**Material for this task**
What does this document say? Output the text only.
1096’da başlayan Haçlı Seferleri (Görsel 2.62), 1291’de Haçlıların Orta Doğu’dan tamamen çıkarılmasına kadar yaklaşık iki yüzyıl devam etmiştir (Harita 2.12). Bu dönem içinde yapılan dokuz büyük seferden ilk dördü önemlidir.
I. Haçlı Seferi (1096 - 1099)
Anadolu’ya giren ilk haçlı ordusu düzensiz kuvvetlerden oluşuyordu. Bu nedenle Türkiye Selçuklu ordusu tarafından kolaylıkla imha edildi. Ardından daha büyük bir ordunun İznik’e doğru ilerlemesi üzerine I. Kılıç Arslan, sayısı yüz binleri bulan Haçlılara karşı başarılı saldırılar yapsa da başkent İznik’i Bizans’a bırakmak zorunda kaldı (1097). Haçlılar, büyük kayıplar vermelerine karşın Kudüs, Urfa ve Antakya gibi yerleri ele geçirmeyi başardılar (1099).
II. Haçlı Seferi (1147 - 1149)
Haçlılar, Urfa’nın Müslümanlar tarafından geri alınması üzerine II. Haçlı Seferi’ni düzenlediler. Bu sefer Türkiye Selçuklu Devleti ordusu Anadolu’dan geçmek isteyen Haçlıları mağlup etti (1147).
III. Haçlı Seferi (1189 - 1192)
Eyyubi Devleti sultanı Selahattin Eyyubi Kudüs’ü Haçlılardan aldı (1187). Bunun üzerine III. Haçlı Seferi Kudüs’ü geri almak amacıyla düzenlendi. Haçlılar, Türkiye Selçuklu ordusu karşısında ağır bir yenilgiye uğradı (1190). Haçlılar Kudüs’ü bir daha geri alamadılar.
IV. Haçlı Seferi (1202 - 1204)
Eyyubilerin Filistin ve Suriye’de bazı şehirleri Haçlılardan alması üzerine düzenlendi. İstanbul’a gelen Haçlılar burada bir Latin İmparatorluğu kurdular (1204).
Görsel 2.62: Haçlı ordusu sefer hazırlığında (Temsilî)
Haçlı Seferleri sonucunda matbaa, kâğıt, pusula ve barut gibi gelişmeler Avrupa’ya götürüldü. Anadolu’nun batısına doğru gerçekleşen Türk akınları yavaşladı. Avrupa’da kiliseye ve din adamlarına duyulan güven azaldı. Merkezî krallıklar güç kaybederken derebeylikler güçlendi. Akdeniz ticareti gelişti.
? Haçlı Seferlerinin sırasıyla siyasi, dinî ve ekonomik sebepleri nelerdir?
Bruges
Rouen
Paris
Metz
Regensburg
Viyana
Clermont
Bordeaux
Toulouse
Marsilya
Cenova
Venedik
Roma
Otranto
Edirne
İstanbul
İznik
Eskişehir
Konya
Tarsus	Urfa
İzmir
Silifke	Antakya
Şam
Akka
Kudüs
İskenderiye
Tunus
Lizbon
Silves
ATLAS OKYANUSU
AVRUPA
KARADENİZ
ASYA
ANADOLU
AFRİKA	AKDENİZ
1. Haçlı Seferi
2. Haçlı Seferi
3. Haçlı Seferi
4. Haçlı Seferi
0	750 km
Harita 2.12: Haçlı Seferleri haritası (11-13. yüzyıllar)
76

**Given task**
Extract the entries above verbatim.

**Task solution**
What does this document say? Output the text only.
1096’da başlayan Haçlı Seferleri (Görsel 2.62), 1291’de Haçlıların Orta Doğu’dan tamamen çıkarılmasına kadar yaklaşık iki yüzyıl devam etmiştir (Harita 2.12). Bu dönem içinde yapılan dokuz büyük seferden ilk dördü önemlidir.
I. Haçlı Seferi (1096 - 1099)
Anadolu’ya giren ilk haçlı ordusu düzensiz kuvvetlerden oluşuyordu. Bu nedenle Türkiye Selçuklu ordusu tarafından kolaylıkla imha edildi. Ardından daha büyük bir ordunun İznik’e doğru ilerlemesi üzerine I. Kılıç Arslan, sayısı yüz binleri bulan Haçlılara karşı başarılı saldırılar yapsa da başkent İznik’i Bizans’a bırakmak zorunda kaldı (1097). Haçlılar, büyük kayıplar vermelerine karşın Kudüs, Urfa ve Antakya gibi yerleri ele geçirmeyi başardılar (1099).
II. Haçlı Seferi (1147 - 1149)
Haçlılar, Urfa’nın Müslümanlar tarafından geri alınması üzerine II. Haçlı Seferi’ni düzenlediler. Bu sefer Türkiye Selçuklu Devleti ordusu Anadolu’dan geçmek isteyen Haçlıları mağlup etti (1147).
III. Haçlı Seferi (1189 - 1192)
Eyyubi Devleti sultanı Selahattin Eyyubi Kudüs’ü Haçlılardan aldı (1187). Bunun üzerine III. Haçlı Seferi Kudüs’ü geri almak amacıyla düzenlendi. Haçlılar, Türkiye Selçuklu ordusu karşısında ağır bir yenilgiye uğradı (1190). Haçlılar Kudüs’ü bir daha geri alamadılar.
IV. Haçlı Seferi (1202 - 1204)
Eyyubilerin Filistin ve Suriye’de bazı şehirleri Haçlılardan alması üzerine düzenlendi. İstanbul’a gelen Haçlılar burada bir Latin İmparatorluğu kurdular (1204).
Görsel 2.62: Haçlı ordusu sefer hazırlığında (Temsilî)
Haçlı Seferleri sonucunda matbaa, kâğıt, pusula ve barut gibi gelişmeler Avrupa’ya götürüldü. Anadolu’nun batısına doğru gerçekleşen Türk akınları yavaşladı. Avrupa’da kiliseye ve din adamlarına duyulan güven azaldı. Merkezî krallıklar güç kaybederken derebeylikler güçlendi. Akdeniz ticareti gelişti.
? Haçlı Seferlerinin sırasıyla siyasi, dinî ve ekonomik sebepleri nelerdir?
Bruges
Rouen
Paris
Metz
Regensburg
Viyana
Clermont
Bordeaux
Toulouse
Marsilya
Cenova
Venedik
Roma
Otranto
Edirne
İstanbul
İznik
Eskişehir
Konya
Tarsus	Urfa
İzmir
Silifke	Antakya
Şam
Akka
Kudüs
İskenderiye
Tunus
Lizbon
Silves
ATLAS OKYANUSU
AVRUPA
KARADENİZ
ASYA
ANADOLU
AFRİKA	AKDENİZ
1. Haçlı Seferi
2. Haçlı Seferi
3. Haçlı Seferi
4. Haçlı Seferi
0	750 km
Harita 2.12: Haçlı Seferleri haritası (11-13. yüzyıllar)
76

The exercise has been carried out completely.